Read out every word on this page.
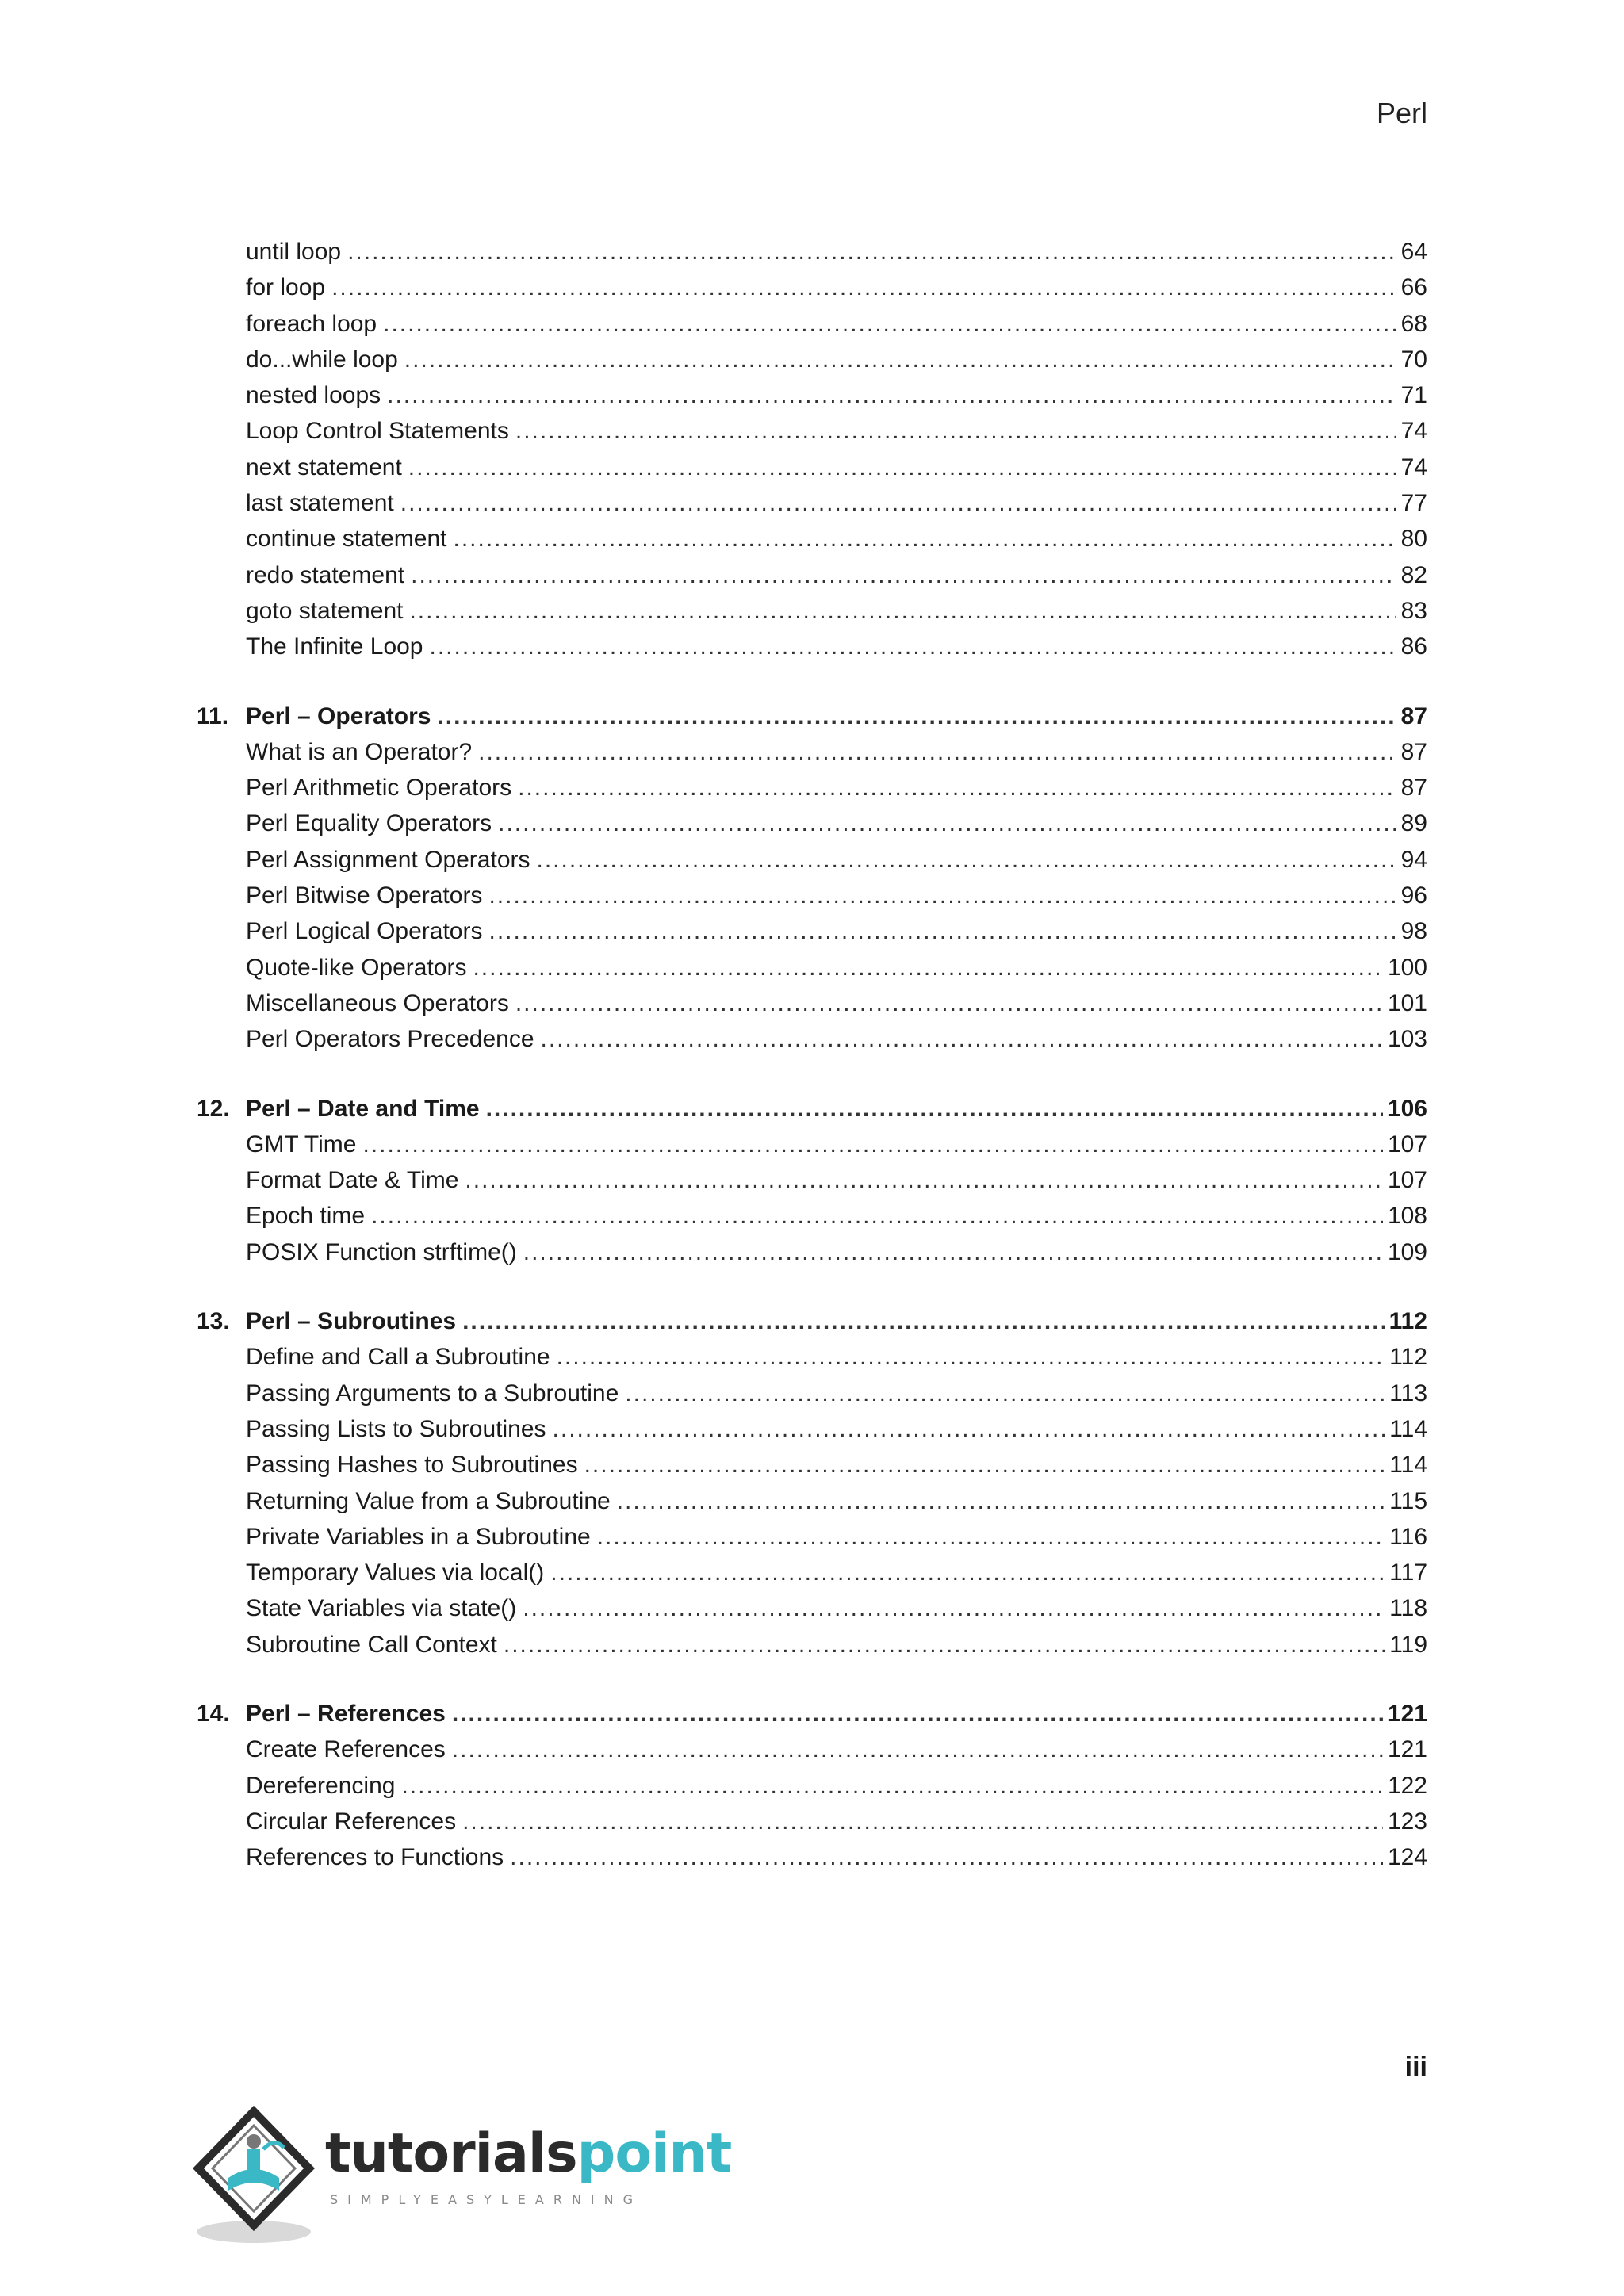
Perl
until loop .....	64
for loop .....	66
foreach loop .....	68
do...while loop .....	70
nested loops .....	71
Loop Control Statements .....	74
next statement .....	74
last statement .....	77
continue statement .....	80
redo statement .....	82
goto statement .....	83
The Infinite Loop .....	86
11. Perl – Operators .....	87
What is an Operator? .....	87
Perl Arithmetic Operators .....	87
Perl Equality Operators .....	89
Perl Assignment Operators .....	94
Perl Bitwise Operators .....	96
Perl Logical Operators .....	98
Quote-like Operators .....	100
Miscellaneous Operators .....	101
Perl Operators Precedence .....	103
12. Perl – Date and Time .....	106
GMT Time .....	107
Format Date & Time .....	107
Epoch time .....	108
POSIX Function strftime() .....	109
13. Perl – Subroutines .....	112
Define and Call a Subroutine .....	112
Passing Arguments to a Subroutine .....	113
Passing Lists to Subroutines .....	114
Passing Hashes to Subroutines .....	114
Returning Value from a Subroutine .....	115
Private Variables in a Subroutine .....	116
Temporary Values via local() .....	117
State Variables via state() .....	118
Subroutine Call Context .....	119
14. Perl – References .....	121
Create References .....	121
Dereferencing .....	122
Circular References .....	123
References to Functions .....	124
iii
tutorialspoint
SIMPLYEASYLEARNING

______

Locate the lines above that hold the word "Perl". Show every one of them.

§ **Answer to the task**:
Perl
11. Perl – Operators .....	87
Perl Arithmetic Operators .....	87
Perl Equality Operators .....	89
Perl Assignment Operators .....	94
Perl Bitwise Operators .....	96
Perl Logical Operators .....	98
Perl Operators Precedence .....	103
12. Perl – Date and Time .....	106
13. Perl – Subroutines .....	112
14. Perl – References .....	121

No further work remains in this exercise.